Il est né pendant l’été 1960 d’une toute jeune maman de dix-sept ans dont la mère catholique refusa une Judaïté. Or, le jeune papa était Juif marocain, absent au moment de la naissance pour cause de visa à proroger.
 
La Guerre était terminée depuis quinze ans, mais ni ses répercussions, ni ses germes. La maman, elle, était née pendant cette Guerre où l’Antijudaïsme fut tant utilisé et où l’Église catholique ne prit pas l’exacte mesure de « l ’Enseignement du Mépris ». La grand-mère n’avait oublié ni ses leçons, ni sa culture.
 
Pourquoi la plupart des responsables catholiques oublièrent-ils de voir objectivement les dégâts d’une lecture de la Bible et des Évangiles ? Comme une main oublie de fonctionner lors d’une paralysie. 
 
La main reste sur la poignée ou sur la rampe à laquelle elle était accrochée. Elle ne suit pas le mouvement du corps. Son retard risque d’empêcher le prochain geste. La personne a en effet perdu les sensations de sa main. Elle n’a pas conscience de ses doigts retenus en arrière. Oublis.

■ DONNÉES FOURNIES ■
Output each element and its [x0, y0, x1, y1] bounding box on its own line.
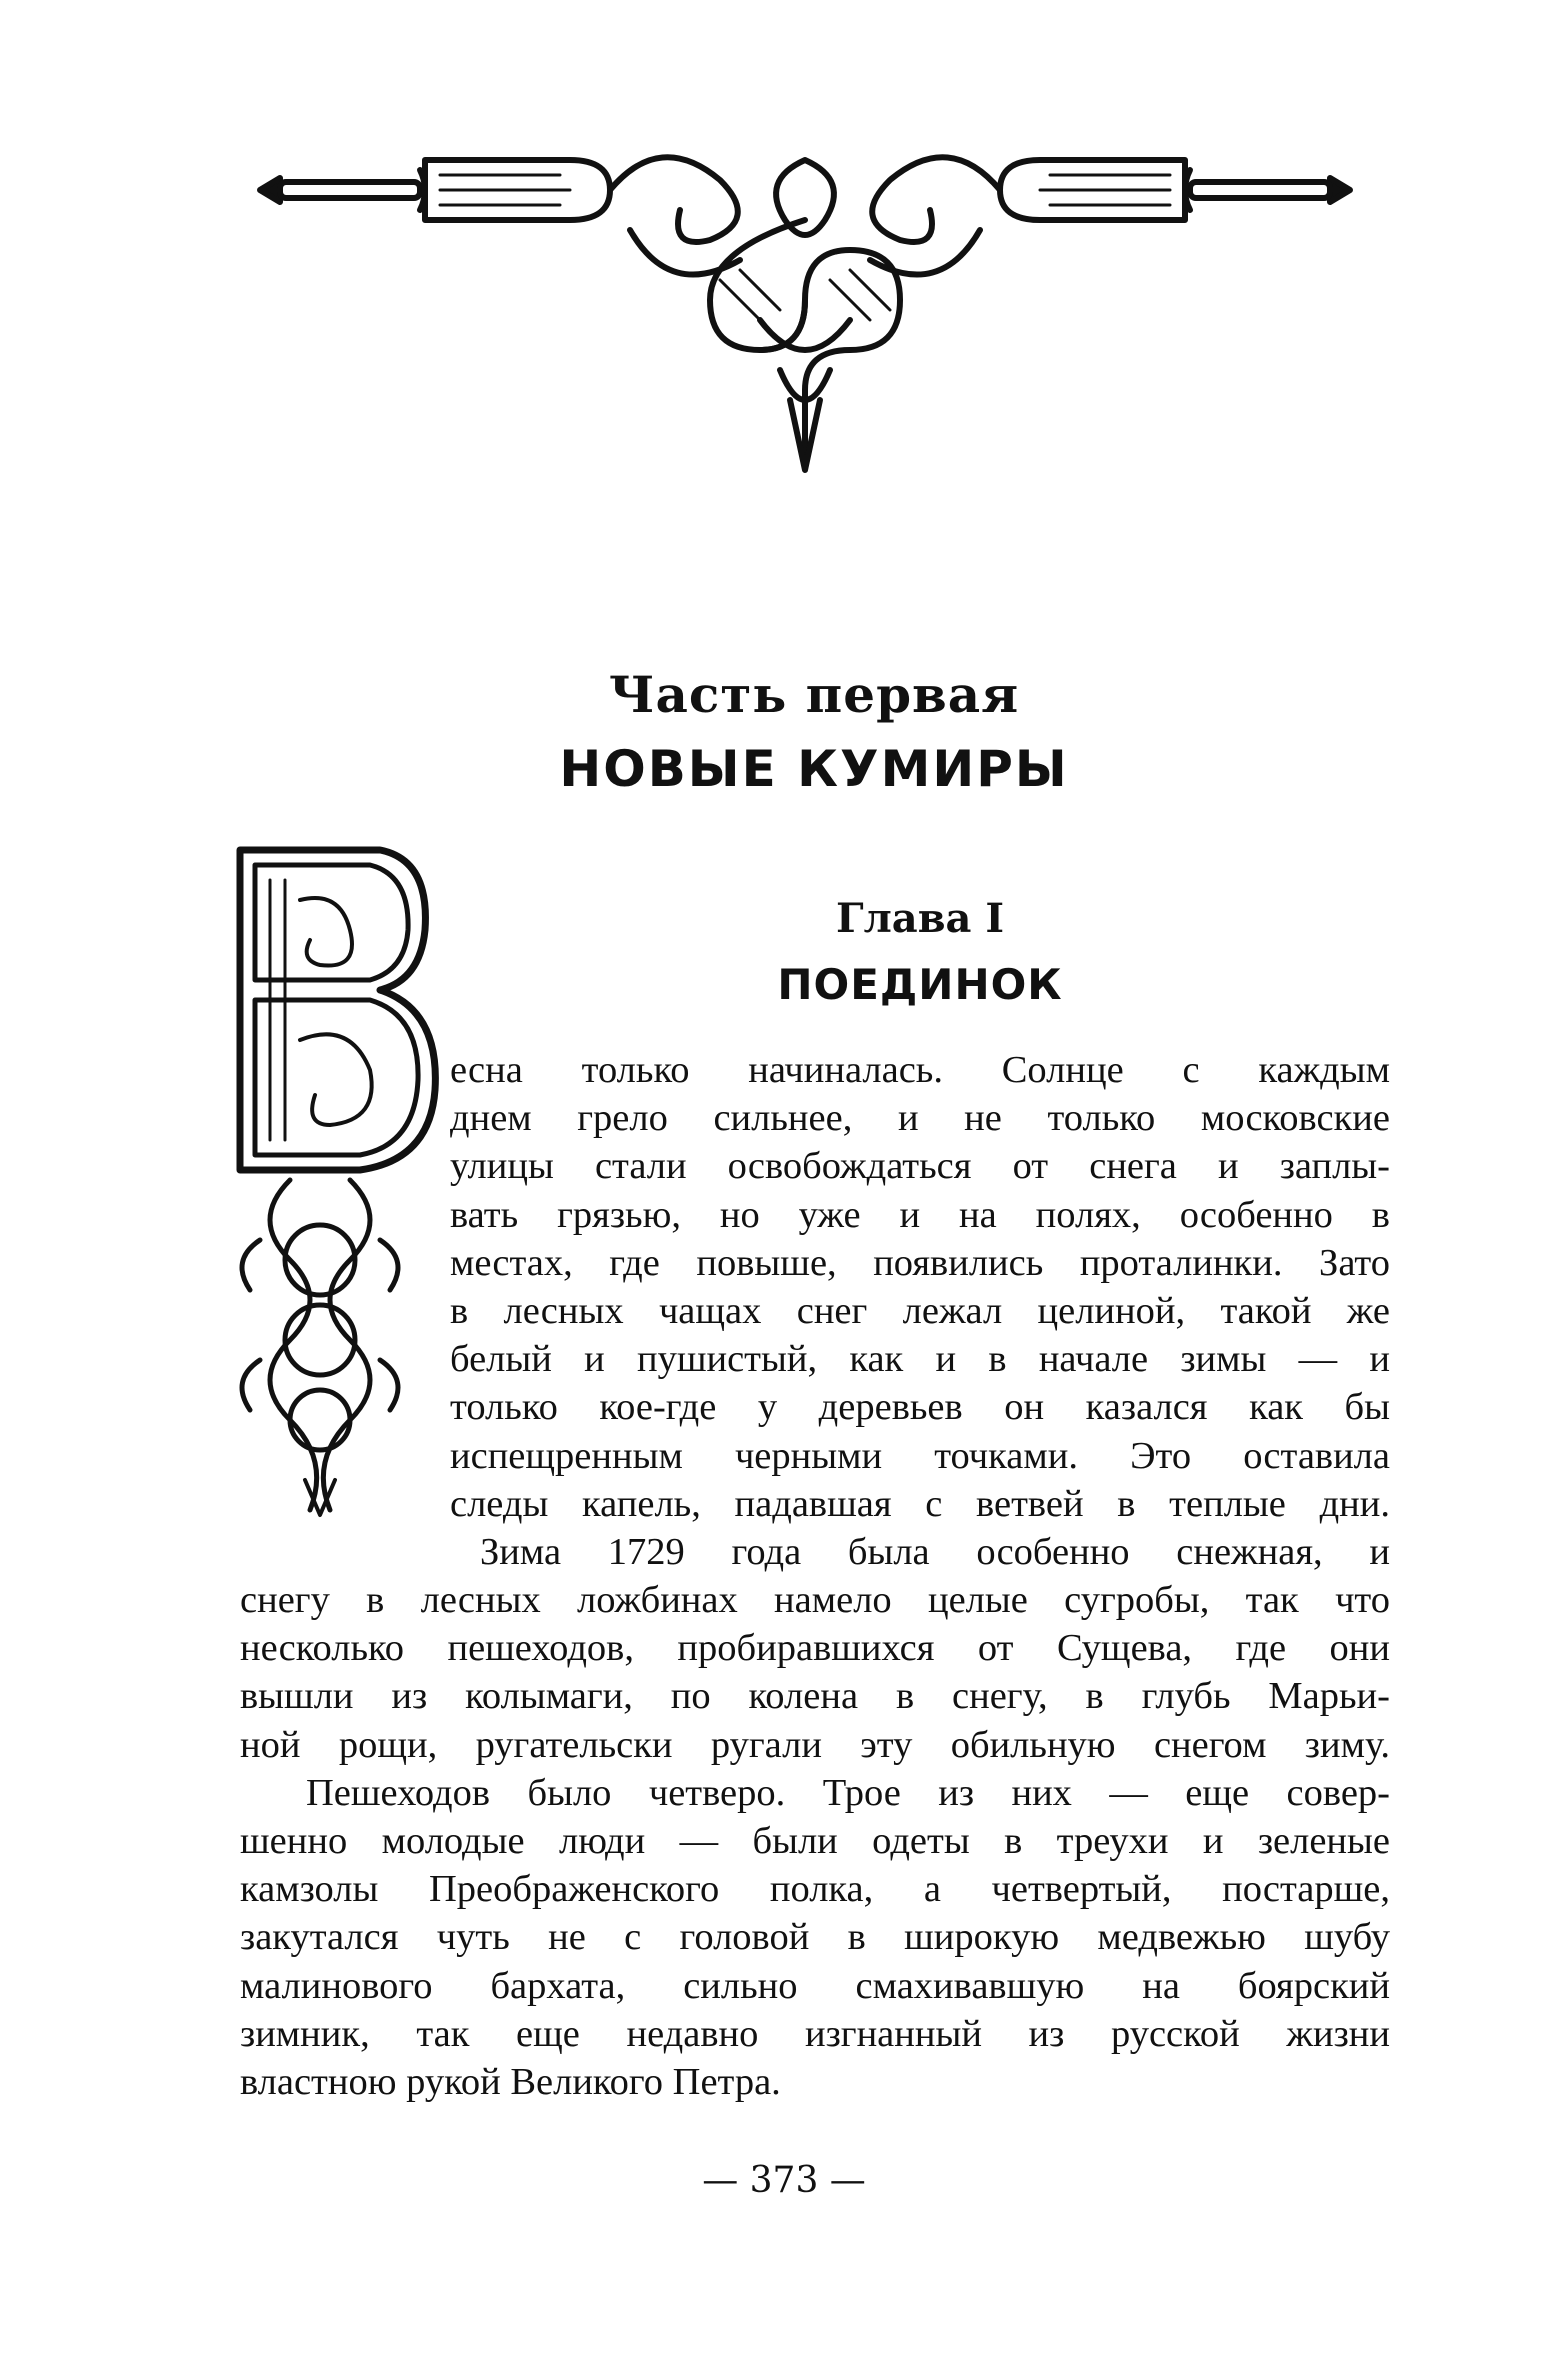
text-line: Зима 1729 года была особенно снежная, и: [480, 1530, 1390, 1573]
text-line: испещренным черными точками. Это оставила: [450, 1434, 1390, 1477]
text-line: в лесных чащах снег лежал целиной, такой же: [450, 1289, 1390, 1332]
text-line: закутался чуть не с головой в широкую медвежью шубу: [240, 1916, 1390, 1959]
text-line: белый и пушистый, как и в начале зимы — и: [450, 1338, 1390, 1381]
part-title: Часть первая: [608, 665, 1020, 724]
text-line: властною рукой Великого Петра.: [240, 2060, 781, 2103]
text-line: днем грело сильнее, и не только московские: [450, 1097, 1390, 1140]
page-number: — 373 —: [702, 2160, 866, 2201]
text-line: несколько пешеходов, пробиравшихся от Сущева, где они: [240, 1627, 1390, 1670]
chapter-label: Глава I: [835, 895, 1005, 942]
text-line: Пешеходов было четверо. Трое из них — еще совер-: [306, 1771, 1390, 1814]
text-line: есна только начиналась. Солнце с каждым: [450, 1049, 1390, 1091]
chapter-name: ПОЕДИНОК: [777, 960, 1063, 1009]
text-line: камзолы Преображенского полка, а четвертый, постарше,: [240, 1868, 1390, 1911]
headpiece-ornament: [240, 140, 1370, 480]
text-line: местах, где повыше, появились проталинки. Зато: [450, 1241, 1390, 1284]
text-line: следы капель, падавшая с ветвей в теплые дни.: [450, 1482, 1390, 1525]
text-line: вышли из колымаги, по колена в снегу, в глубь Марьи-: [240, 1675, 1390, 1718]
text-line: шенно молодые люди — были одеты в треухи и зеленые: [240, 1820, 1390, 1862]
text-line: снегу в лесных ложбинах намело целые сугробы, так что: [240, 1579, 1390, 1622]
text-line: зимник, так еще недавно изгнанный из русской жизни: [240, 2012, 1390, 2055]
text-line: вать грязью, но уже и на полях, особенно в: [450, 1193, 1390, 1236]
part-name: НОВЫЕ КУМИРЫ: [559, 740, 1069, 798]
text-line: ной рощи, ругательски ругали эту обильную снегом зиму.: [240, 1723, 1390, 1766]
text-line: только кое-где у деревьев он казался как бы: [450, 1386, 1390, 1429]
text-line: улицы стали освобождаться от снега и заплы-: [450, 1145, 1390, 1188]
body-text: [240, 1046, 1390, 2106]
text-line: малинового бархата, сильно смахивавшую на боярский: [240, 1964, 1390, 2007]
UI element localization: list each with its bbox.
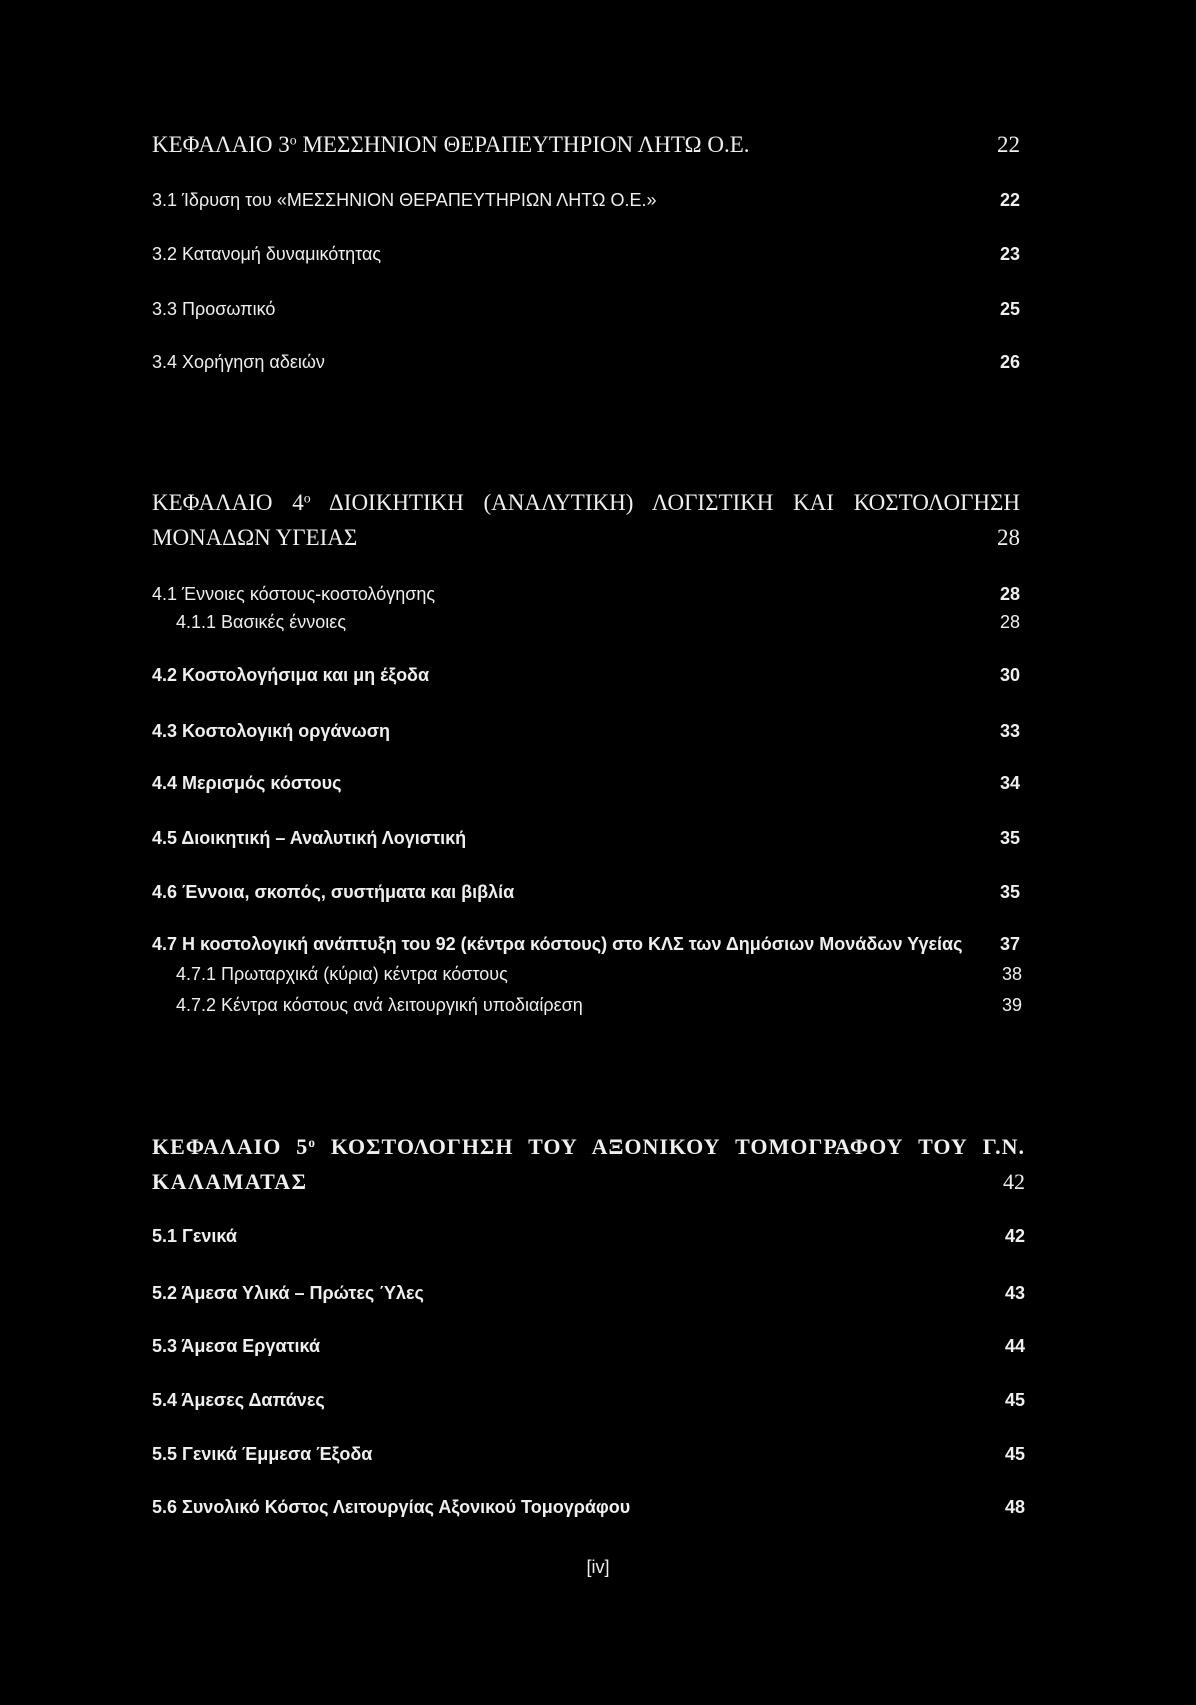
toc-entry bbox=[152, 188, 1020, 212]
chapter-ordinal-suffix: ο bbox=[289, 132, 297, 148]
chapter-title-rest: ΔΙΟΙΚΗΤΙΚΗ (ΑΝΑΛΥΤΙΚΗ) ΛΟΓΙΣΤΙΚΗ ΚΑΙ ΚΟΣΤΟΛΟΓΗΣΗ bbox=[310, 490, 1020, 515]
toc-entry-page: 43 bbox=[1004, 1283, 1025, 1303]
chapter-4-heading-line2 bbox=[152, 524, 1020, 552]
toc-entry-title: 4.4 Μερισμός κόστους bbox=[152, 773, 342, 793]
toc-entry-title: 3.3 Προσωπικό bbox=[152, 299, 276, 319]
chapter-title-rest: ΚΟΣΤΟΛΟΓΗΣΗ ΤΟΥ ΑΞΟΝΙΚΟΥ ΤΟΜΟΓΡΑΦΟΥ ΤΟΥ Γ.Ν. bbox=[315, 1134, 1025, 1159]
toc-entry-page: 45 bbox=[1004, 1444, 1025, 1464]
toc-entry bbox=[152, 663, 1020, 687]
toc-entry-title: 4.5 Διοικητική – Αναλυτική Λογιστική bbox=[152, 828, 467, 848]
toc-entry-title: 4.7.1 Πρωταρχικά (κύρια) κέντρα κόστους bbox=[176, 964, 508, 984]
toc-subentry bbox=[176, 962, 1022, 986]
chapter-ordinal-suffix: ο bbox=[308, 1134, 316, 1150]
page-folio: [iv] bbox=[586, 1557, 610, 1577]
chapter-5-heading-line2 bbox=[152, 1168, 1025, 1196]
toc-entry-page: 25 bbox=[999, 299, 1020, 319]
toc-entry-title: 4.1.1 Βασικές έννοιες bbox=[176, 612, 346, 632]
chapter-5-heading-line1 bbox=[152, 1133, 1025, 1161]
toc-subentry bbox=[176, 610, 1020, 634]
toc-entry-page: 38 bbox=[1001, 964, 1022, 984]
toc-entry-page: 35 bbox=[999, 828, 1020, 848]
chapter-title-prefix: ΚΕΦΑΛΑΙΟ 3 bbox=[152, 132, 290, 157]
toc-entry-page: 26 bbox=[999, 352, 1020, 372]
toc-entry-title: 4.7 Η κοστολογική ανάπτυξη του 92 (κέντρα κόστους) στο ΚΛΣ των Δημόσιων Μονάδων Υγείας bbox=[152, 934, 963, 954]
toc-subentry bbox=[176, 993, 1022, 1017]
toc-entry-page: 30 bbox=[999, 665, 1020, 685]
chapter-title-continuation: ΜΟΝΑΔΩΝ ΥΓΕΙΑΣ bbox=[152, 525, 358, 550]
toc-entry-page: 23 bbox=[999, 244, 1020, 264]
toc-entry-title: 5.6 Συνολικό Κόστος Λειτουργίας Αξονικού Τομογράφου bbox=[152, 1497, 631, 1517]
toc-entry-page: 28 bbox=[999, 612, 1020, 632]
chapter-page-number: 22 bbox=[997, 132, 1020, 157]
toc-entry-title: 4.6 Έννοια, σκοπός, συστήματα και βιβλία bbox=[152, 882, 515, 902]
toc-entry-title: 5.2 Άμεσα Υλικά – Πρώτες Ύλες bbox=[152, 1283, 424, 1303]
chapter-title-rest: ΜΕΣΣΗΝΙΟΝ ΘΕΡΑΠΕΥΤΗΡΙΟΝ ΛΗΤΩ Ο.Ε. bbox=[296, 132, 750, 157]
toc-entry-page: 34 bbox=[999, 773, 1020, 793]
toc-entry bbox=[152, 932, 1020, 956]
toc-entry-title: 3.4 Χορήγηση αδειών bbox=[152, 352, 325, 372]
chapter-title bbox=[152, 131, 750, 159]
chapter-page-number: 42 bbox=[1003, 1169, 1025, 1194]
toc-entry bbox=[152, 582, 1020, 606]
chapter-title-prefix: ΚΕΦΑΛΑΙΟ 5 bbox=[152, 1134, 309, 1159]
toc-entry bbox=[152, 1334, 1025, 1358]
chapter-4-heading-line1 bbox=[152, 489, 1020, 517]
toc-entry bbox=[152, 1281, 1025, 1305]
toc-entry-page: 45 bbox=[1004, 1390, 1025, 1410]
toc-entry bbox=[152, 1224, 1025, 1248]
toc-entry bbox=[152, 1442, 1025, 1466]
toc-entry-page: 42 bbox=[1004, 1226, 1025, 1246]
toc-entry-page: 22 bbox=[999, 190, 1020, 210]
toc-entry bbox=[152, 880, 1020, 904]
toc-entry bbox=[152, 1388, 1025, 1412]
toc-entry-title: 3.2 Κατανομή δυναμικότητας bbox=[152, 244, 382, 264]
toc-entry bbox=[152, 771, 1020, 795]
toc-entry bbox=[152, 826, 1020, 850]
chapter-title-continuation: ΚΑΛΑΜΑΤΑΣ bbox=[152, 1169, 308, 1194]
toc-entry-page: 37 bbox=[999, 934, 1020, 954]
toc-entry-page: 39 bbox=[1001, 995, 1022, 1015]
chapter-ordinal-suffix: ο bbox=[303, 490, 311, 506]
toc-entry-page: 33 bbox=[999, 721, 1020, 741]
toc-entry bbox=[152, 242, 1020, 266]
toc-entry-title: 4.1 Έννοιες κόστους-κοστολόγησης bbox=[152, 584, 436, 604]
toc-entry-title: 5.5 Γενικά Έμμεσα Έξοδα bbox=[152, 1444, 373, 1464]
toc-entry-page: 44 bbox=[1004, 1336, 1025, 1356]
toc-entry-title: 4.7.2 Κέντρα κόστους ανά λειτουργική υποδιαίρεση bbox=[176, 995, 583, 1015]
toc-entry bbox=[152, 297, 1020, 321]
toc-entry-page: 48 bbox=[1004, 1497, 1025, 1517]
chapter-3-heading bbox=[152, 131, 1020, 159]
toc-entry-title: 5.1 Γενικά bbox=[152, 1226, 237, 1246]
toc-entry-title: 5.4 Άμεσες Δαπάνες bbox=[152, 1390, 325, 1410]
toc-entry-title: 4.3 Κοστολογική οργάνωση bbox=[152, 721, 391, 741]
toc-entry-page: 28 bbox=[999, 584, 1020, 604]
toc-entry bbox=[152, 350, 1020, 374]
toc-entry-title: 4.2 Κοστολογήσιμα και μη έξοδα bbox=[152, 665, 430, 685]
chapter-page-number: 28 bbox=[997, 525, 1020, 550]
toc-entry-title: 3.1 Ίδρυση του «ΜΕΣΣΗΝΙΟΝ ΘΕΡΑΠΕΥΤΗΡΙΩΝ ΛΗΤΩ Ο.Ε.» bbox=[152, 190, 657, 210]
toc-entry-page: 35 bbox=[999, 882, 1020, 902]
toc-entry bbox=[152, 719, 1020, 743]
toc-entry-title: 5.3 Άμεσα Εργατικά bbox=[152, 1336, 321, 1356]
toc-entry bbox=[152, 1495, 1025, 1519]
chapter-title-prefix: ΚΕΦΑΛΑΙΟ 4 bbox=[152, 490, 304, 515]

■ À FAIRE ■
A: Mettez à jour la liste en remplaçant "ПОЕДИНОК" par "СХВАТКА", sans rien changer d'autre. Commencez à la ligne qui contient "text-line: Зима 1729", arrêtez-vous après celle qui contient "headpiece-ornament: [240, 140, 1370, 480]", et ne reproduisez que ces lignes.
B: Prolongez le texte sur la naissance de 1960 et l'antijudaïsme catholique à la suite de sa dernière phrase.
Le texte et la liste n'ont aucun lien entre eux.

■ RÉPONSES FOURNIES ■
A:
text-line: Зима 1729 года была особенно снежная, и: [480, 1530, 1390, 1573]
text-line: испещренным черными точками. Это оставила: [450, 1434, 1390, 1477]
text-line: в лесных чащах снег лежал целиной, такой же: [450, 1289, 1390, 1332]
text-line: закутался чуть не с головой в широкую медвежью шубу: [240, 1916, 1390, 1959]
text-line: белый и пушистый, как и в начале зимы — и: [450, 1338, 1390, 1381]
part-title: Часть первая: [608, 665, 1020, 724]
text-line: властною рукой Великого Петра.: [240, 2060, 781, 2103]
text-line: днем грело сильнее, и не только московские: [450, 1097, 1390, 1140]
page-number: — 373 —: [702, 2160, 866, 2201]
text-line: несколько пешеходов, пробиравшихся от Сущева, где они: [240, 1627, 1390, 1670]
chapter-label: Глава I: [835, 895, 1005, 942]
text-line: Пешеходов было четверо. Трое из них — еще совер-: [306, 1771, 1390, 1814]
text-line: есна только начиналась. Солнце с каждым: [450, 1049, 1390, 1091]
chapter-name: СХВАТКА: [777, 960, 1063, 1009]
text-line: камзолы Преображенского полка, а четвертый, постарше,: [240, 1868, 1390, 1911]
headpiece-ornament: [240, 140, 1370, 480]

B:
 
Ces doigts tireront le corps dans le sens contraire de la marche ou des gestes à effectuer. Presque à chuter. Sans commande ou télécommande, ils ne se détacheront pas.
 
Ainsi des prêtres et des évêques. Pour eux, la Guerre était la Guerre, terminée. La foi était la foi, inébranlable auparavant, identique après. Car n’existait aucune relation de cause à effet entre la guerre et la foi. Lors, lectures et enseignements restaient et resteraient à l’identique.
 
Si un enfant né de père juif n’était pas éloigné de son père, ce serait un traumatisme pour l’Église et tous ses membres. Que l’enfant subisse le drame de l’abandon ou du père inconnu ne paraît pas très grave. Ce qui compte est la foi. Et la vraie foi n’existe pas en dehors de l’Église.
 
              Telle est l’histoire d’un enfant, petit, adolescent, adulte, qui a nourri du ressentiment pendant des décennies contre celui qui, avait-il compris, l’avait abandonné. Tel est le fruit actuel d’un enseignement du mépris. Une femme d’une cinquantaine d’années en 1960 a décidé d’abandonner le Bébé de sa fille, du moins d’effacer la mémoire du père de l’enfant. Et d’une famille.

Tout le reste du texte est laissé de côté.